• **Dataset items**
"""
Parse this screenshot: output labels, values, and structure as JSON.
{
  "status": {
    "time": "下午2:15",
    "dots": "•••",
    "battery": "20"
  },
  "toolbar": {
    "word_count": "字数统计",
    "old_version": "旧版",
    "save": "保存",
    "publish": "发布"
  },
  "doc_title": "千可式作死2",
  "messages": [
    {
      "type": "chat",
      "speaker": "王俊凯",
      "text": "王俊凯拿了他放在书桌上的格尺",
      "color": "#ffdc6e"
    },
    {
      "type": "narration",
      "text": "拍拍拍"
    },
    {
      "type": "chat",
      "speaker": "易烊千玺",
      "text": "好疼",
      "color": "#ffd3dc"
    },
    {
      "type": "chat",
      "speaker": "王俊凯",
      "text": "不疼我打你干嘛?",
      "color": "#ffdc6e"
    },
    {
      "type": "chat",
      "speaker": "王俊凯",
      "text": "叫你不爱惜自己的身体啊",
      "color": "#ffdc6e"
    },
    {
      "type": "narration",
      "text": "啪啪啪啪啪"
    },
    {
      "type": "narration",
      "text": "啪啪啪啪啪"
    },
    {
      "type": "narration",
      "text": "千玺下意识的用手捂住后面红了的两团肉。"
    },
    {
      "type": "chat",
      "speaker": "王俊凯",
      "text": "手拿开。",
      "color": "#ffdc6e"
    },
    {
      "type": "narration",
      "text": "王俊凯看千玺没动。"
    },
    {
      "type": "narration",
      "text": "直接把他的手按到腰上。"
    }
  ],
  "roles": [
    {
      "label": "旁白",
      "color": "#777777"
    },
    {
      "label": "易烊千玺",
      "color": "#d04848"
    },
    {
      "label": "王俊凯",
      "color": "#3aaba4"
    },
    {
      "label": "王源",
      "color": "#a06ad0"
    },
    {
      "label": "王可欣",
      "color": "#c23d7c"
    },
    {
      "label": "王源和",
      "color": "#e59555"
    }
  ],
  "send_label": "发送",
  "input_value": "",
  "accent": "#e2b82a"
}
"""
Lines containing the string "text" are to be selected and copied.

• **Answer for the task**
      "text": "王俊凯拿了他放在书桌上的格尺",
      "text": "拍拍拍"
      "text": "好疼",
      "text": "不疼我打你干嘛?",
      "text": "叫你不爱惜自己的身体啊",
      "text": "啪啪啪啪啪"
      "text": "啪啪啪啪啪"
      "text": "千玺下意识的用手捂住后面红了的两团肉。"
      "text": "手拿开。",
      "text": "王俊凯看千玺没动。"
      "text": "直接把他的手按到腰上。"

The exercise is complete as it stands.